(Source material):
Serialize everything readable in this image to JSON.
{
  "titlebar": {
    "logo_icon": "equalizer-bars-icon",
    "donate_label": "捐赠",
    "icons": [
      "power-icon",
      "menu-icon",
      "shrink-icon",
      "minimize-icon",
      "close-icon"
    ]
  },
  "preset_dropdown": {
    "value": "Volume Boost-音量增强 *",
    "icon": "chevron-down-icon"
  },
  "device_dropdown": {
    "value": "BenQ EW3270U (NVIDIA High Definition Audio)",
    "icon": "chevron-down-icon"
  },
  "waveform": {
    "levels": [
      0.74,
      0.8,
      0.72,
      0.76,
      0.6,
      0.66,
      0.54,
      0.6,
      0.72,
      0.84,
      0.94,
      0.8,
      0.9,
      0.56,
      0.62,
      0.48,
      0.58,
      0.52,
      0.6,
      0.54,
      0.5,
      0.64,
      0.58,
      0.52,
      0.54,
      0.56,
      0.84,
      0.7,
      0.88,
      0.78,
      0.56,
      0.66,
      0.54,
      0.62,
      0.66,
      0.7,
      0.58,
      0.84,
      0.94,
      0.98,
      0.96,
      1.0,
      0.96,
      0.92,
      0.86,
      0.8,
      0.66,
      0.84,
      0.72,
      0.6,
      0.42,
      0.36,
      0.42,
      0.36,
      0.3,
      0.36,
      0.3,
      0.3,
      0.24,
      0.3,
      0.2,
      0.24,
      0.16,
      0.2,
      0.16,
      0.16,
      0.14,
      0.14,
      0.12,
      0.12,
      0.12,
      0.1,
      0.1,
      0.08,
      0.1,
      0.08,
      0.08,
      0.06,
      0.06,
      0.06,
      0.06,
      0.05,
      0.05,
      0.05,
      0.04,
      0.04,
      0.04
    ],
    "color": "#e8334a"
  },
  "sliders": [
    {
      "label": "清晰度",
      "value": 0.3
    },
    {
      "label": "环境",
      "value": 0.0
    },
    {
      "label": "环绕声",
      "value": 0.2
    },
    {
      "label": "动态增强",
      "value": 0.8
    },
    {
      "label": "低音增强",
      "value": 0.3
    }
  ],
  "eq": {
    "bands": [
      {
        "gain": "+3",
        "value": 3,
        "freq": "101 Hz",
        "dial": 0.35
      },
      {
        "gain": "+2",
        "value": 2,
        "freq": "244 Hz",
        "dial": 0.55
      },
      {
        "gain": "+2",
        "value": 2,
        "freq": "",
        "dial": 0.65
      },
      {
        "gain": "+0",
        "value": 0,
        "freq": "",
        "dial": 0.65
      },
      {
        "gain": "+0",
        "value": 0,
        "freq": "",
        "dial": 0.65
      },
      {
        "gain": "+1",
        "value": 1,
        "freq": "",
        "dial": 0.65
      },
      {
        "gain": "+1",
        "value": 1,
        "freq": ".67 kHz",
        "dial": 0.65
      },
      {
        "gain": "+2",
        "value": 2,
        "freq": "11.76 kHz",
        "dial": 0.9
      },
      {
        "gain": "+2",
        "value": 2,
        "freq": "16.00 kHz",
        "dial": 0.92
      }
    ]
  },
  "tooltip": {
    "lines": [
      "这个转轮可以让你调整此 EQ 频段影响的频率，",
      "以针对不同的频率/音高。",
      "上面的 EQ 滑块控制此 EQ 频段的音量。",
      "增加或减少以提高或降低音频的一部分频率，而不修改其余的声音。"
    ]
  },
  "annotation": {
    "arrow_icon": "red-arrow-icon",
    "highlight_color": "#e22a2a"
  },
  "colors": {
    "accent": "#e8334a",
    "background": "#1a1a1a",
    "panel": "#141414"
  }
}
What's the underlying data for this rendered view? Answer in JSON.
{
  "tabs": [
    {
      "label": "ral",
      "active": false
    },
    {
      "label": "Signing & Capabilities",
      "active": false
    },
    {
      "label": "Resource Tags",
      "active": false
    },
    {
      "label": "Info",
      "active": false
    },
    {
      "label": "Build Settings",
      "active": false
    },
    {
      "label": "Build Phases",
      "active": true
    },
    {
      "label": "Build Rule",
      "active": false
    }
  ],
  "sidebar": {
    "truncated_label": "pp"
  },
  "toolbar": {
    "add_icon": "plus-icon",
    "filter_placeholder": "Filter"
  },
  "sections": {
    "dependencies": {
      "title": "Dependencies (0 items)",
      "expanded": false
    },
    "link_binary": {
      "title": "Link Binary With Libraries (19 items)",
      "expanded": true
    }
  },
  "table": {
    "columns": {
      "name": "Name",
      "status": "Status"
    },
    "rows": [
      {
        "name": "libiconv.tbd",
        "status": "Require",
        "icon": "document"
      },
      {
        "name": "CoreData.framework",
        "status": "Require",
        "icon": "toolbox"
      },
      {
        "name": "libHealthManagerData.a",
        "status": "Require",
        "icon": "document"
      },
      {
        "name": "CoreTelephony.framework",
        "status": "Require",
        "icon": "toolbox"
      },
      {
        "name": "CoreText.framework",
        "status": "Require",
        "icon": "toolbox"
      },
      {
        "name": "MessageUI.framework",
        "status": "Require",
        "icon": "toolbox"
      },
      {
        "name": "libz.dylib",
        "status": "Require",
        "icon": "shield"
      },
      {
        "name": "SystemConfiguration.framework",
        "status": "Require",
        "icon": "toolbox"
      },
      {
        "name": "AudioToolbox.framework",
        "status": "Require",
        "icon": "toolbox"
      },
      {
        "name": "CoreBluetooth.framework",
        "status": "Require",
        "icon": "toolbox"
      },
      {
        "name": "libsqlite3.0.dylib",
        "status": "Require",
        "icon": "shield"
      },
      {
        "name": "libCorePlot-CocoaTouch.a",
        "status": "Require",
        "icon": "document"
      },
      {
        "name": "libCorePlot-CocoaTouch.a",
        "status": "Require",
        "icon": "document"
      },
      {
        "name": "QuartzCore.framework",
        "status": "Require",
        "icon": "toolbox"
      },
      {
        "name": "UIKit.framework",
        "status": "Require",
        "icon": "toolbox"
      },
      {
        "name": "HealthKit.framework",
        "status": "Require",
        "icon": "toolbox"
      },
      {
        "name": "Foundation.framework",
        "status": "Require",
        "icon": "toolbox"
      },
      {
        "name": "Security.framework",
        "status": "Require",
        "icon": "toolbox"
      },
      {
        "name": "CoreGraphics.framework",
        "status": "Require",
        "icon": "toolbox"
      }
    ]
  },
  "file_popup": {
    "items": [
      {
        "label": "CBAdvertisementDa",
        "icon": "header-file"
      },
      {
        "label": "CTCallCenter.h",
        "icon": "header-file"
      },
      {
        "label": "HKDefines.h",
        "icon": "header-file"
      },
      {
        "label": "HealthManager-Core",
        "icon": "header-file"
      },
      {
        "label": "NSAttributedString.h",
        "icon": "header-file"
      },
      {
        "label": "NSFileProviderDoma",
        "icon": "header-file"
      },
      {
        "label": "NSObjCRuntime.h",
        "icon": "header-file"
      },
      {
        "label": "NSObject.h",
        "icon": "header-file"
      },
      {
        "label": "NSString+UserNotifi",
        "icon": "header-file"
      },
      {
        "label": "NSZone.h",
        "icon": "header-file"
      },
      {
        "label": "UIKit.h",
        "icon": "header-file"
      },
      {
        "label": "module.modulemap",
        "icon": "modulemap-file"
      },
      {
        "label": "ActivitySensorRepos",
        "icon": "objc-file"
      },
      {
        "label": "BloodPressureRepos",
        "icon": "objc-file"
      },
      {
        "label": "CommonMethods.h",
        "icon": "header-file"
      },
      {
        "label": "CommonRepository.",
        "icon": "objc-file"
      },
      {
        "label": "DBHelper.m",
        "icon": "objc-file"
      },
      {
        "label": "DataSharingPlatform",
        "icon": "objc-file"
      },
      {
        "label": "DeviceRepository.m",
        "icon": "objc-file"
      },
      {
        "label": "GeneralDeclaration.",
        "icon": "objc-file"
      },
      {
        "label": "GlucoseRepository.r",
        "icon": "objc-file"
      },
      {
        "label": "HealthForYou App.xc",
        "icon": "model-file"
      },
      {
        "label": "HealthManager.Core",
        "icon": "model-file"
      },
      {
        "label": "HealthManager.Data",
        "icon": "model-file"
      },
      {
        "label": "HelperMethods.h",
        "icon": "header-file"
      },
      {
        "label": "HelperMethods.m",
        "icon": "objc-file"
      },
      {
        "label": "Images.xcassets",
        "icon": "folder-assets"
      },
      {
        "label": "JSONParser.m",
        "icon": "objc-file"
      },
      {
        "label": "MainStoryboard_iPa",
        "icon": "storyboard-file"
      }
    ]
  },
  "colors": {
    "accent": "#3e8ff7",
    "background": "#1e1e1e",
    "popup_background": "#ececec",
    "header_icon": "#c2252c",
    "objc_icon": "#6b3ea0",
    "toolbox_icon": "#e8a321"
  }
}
--
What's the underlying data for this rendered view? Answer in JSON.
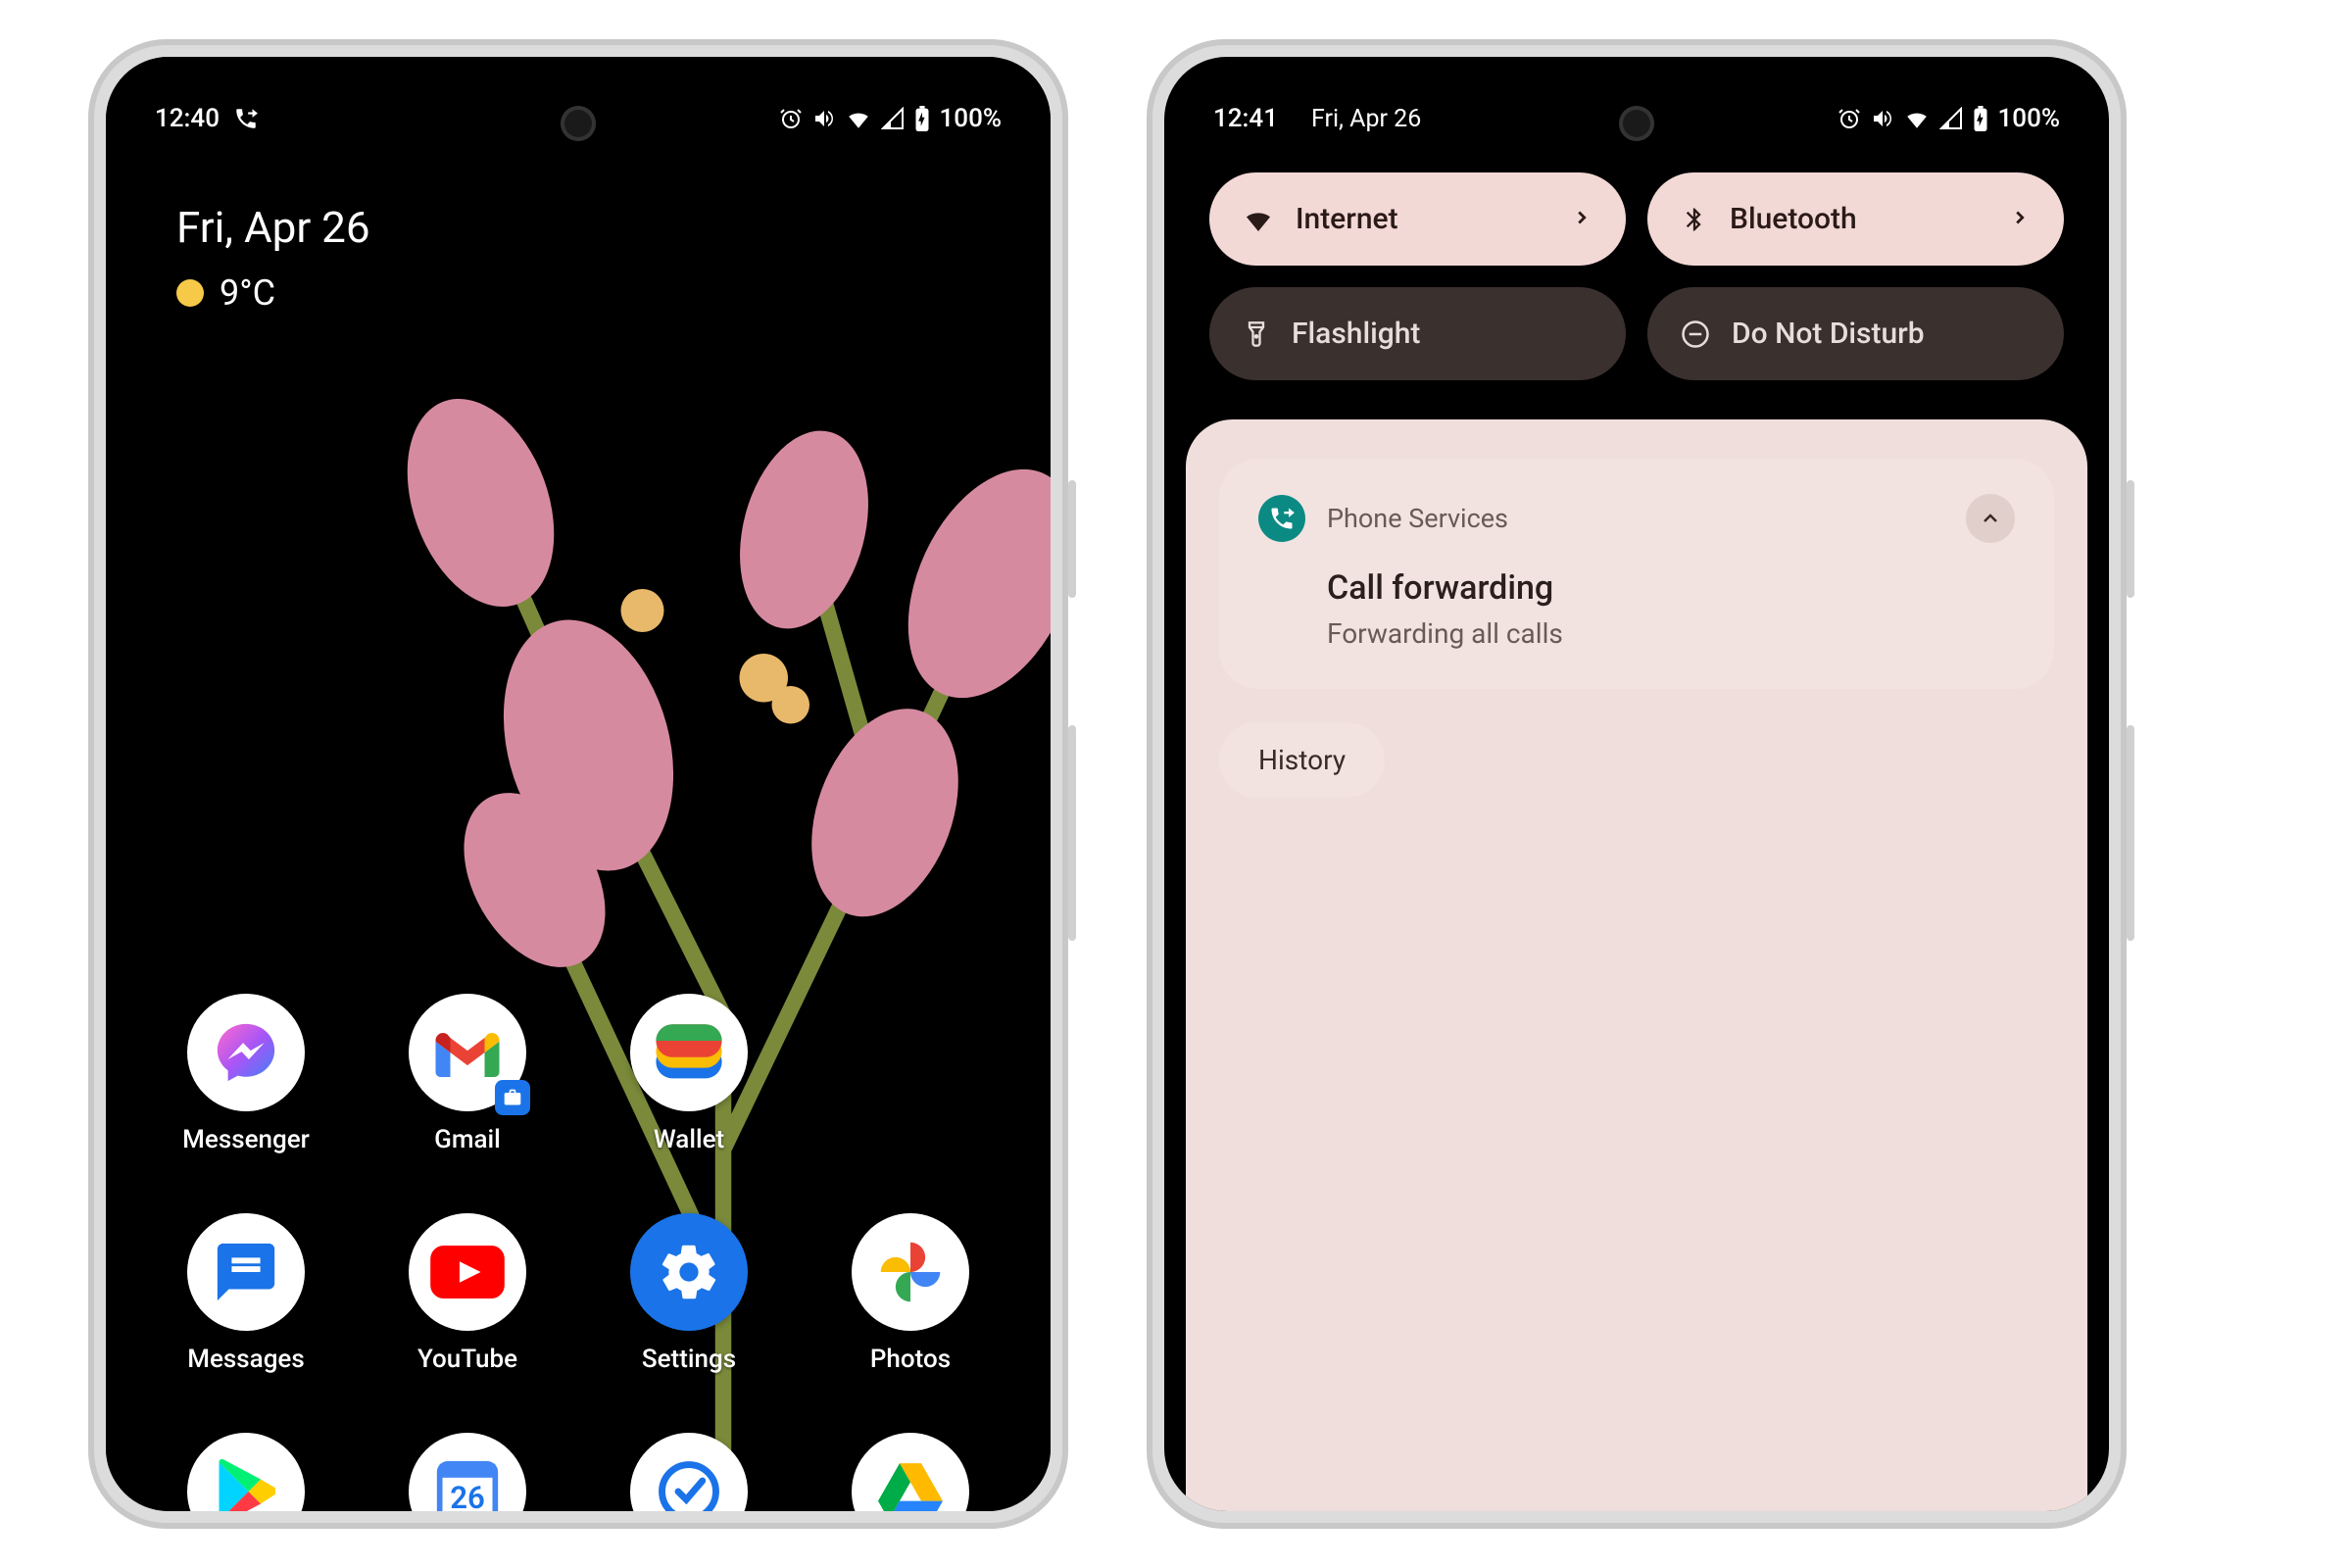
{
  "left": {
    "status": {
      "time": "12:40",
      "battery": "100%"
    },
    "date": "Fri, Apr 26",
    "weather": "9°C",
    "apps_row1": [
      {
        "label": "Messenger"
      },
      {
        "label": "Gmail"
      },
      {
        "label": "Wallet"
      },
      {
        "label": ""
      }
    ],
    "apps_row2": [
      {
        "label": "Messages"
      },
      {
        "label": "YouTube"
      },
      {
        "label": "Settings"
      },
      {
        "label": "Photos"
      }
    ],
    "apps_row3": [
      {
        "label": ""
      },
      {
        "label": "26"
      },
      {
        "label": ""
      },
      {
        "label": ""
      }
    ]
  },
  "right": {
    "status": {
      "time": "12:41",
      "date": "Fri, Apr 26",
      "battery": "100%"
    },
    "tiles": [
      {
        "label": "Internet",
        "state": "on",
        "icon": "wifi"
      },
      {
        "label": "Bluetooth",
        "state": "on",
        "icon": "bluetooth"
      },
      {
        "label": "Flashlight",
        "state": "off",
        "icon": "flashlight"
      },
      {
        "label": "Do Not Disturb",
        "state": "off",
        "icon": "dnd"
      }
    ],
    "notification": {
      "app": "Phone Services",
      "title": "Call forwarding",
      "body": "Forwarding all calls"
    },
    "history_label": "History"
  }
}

(Objective): Isolate the lines that hold the word "Build" and copy all of them.

(Complete response):
      "label": "Build Settings",
      "label": "Build Phases",
      "label": "Build Rule",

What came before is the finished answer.